* _WHAT YOU WILL DO_:
Review the listing and copy each line that holds the word "common".

· · · ·

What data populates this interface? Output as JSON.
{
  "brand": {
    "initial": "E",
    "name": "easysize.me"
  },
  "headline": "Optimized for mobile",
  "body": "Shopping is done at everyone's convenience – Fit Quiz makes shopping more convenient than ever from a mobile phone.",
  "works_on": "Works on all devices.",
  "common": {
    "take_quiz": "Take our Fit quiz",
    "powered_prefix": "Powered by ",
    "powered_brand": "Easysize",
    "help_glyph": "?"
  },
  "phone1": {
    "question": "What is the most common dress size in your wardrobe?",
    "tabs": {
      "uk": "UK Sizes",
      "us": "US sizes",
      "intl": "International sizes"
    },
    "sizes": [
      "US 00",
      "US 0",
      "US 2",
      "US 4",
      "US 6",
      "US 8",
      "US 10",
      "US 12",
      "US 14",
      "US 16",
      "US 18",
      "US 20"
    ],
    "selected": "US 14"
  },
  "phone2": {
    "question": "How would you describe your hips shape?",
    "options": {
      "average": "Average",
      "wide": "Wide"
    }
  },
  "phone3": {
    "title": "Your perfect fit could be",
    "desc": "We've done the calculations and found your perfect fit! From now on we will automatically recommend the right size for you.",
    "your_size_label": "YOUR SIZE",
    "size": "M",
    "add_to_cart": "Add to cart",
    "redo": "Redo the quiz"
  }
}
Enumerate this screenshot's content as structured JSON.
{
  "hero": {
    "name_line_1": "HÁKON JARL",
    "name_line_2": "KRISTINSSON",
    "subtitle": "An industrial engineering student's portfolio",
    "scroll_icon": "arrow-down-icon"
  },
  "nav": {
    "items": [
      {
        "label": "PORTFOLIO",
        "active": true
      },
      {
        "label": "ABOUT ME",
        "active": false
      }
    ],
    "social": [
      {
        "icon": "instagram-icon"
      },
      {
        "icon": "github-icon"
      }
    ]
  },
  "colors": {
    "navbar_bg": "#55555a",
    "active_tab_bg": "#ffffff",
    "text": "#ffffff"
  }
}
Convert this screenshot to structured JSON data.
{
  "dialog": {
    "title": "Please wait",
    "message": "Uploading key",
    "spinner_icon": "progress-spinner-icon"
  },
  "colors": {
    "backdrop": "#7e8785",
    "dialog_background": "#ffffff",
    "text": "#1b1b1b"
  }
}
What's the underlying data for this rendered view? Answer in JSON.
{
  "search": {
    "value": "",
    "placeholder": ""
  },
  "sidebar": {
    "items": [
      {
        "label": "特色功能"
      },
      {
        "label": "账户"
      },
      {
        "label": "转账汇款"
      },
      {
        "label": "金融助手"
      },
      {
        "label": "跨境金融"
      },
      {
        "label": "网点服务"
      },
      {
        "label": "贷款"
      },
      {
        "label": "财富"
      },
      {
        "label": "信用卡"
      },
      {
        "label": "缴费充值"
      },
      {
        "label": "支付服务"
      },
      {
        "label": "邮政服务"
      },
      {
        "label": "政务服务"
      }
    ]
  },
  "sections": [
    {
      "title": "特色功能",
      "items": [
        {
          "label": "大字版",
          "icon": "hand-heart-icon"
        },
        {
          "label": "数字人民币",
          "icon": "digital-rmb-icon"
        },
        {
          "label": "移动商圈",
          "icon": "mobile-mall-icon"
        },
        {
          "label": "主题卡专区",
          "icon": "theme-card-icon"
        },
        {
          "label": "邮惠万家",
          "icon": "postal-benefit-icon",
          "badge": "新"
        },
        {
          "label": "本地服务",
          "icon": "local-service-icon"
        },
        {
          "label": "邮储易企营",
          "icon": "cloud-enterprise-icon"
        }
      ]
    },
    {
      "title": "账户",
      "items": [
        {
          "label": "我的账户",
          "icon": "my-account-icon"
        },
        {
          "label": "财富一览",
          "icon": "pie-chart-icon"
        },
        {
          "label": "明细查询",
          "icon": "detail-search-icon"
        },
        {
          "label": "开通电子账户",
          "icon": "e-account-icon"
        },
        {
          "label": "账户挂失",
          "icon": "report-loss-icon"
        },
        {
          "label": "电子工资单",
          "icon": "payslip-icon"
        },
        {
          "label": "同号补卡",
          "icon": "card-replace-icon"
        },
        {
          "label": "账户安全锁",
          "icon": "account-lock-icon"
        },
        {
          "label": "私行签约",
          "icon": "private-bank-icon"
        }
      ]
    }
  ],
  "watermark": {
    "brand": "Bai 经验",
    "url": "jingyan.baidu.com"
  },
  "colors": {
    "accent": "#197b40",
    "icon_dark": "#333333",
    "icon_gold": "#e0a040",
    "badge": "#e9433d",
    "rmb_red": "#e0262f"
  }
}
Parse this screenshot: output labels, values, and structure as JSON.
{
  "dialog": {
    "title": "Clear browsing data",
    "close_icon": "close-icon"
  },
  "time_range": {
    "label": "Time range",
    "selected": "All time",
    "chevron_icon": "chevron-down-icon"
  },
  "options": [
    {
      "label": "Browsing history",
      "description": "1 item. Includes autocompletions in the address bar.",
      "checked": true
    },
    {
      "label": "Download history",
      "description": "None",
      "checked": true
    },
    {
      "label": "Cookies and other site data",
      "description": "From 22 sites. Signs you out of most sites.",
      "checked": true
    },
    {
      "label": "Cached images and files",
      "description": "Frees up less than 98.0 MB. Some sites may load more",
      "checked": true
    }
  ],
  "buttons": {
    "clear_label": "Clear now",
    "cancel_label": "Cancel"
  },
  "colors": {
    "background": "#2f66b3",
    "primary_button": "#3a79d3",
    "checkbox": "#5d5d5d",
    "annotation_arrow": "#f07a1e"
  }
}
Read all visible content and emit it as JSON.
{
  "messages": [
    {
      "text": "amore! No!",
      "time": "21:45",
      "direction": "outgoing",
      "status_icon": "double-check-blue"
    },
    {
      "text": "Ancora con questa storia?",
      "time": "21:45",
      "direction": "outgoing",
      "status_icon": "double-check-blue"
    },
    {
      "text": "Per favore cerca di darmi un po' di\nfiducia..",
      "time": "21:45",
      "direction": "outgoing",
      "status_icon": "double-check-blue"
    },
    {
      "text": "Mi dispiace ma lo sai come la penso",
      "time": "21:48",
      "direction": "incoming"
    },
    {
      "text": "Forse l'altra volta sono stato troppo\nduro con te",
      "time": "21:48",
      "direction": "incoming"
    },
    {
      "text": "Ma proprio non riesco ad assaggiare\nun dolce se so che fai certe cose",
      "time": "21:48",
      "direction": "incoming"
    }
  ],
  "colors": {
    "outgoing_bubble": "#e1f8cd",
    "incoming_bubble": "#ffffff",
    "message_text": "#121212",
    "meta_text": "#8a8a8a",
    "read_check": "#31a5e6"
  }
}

· · · ·

* _RESULT BELOW_:
  "common": {
    "question": "What is the most common dress size in your wardrobe?",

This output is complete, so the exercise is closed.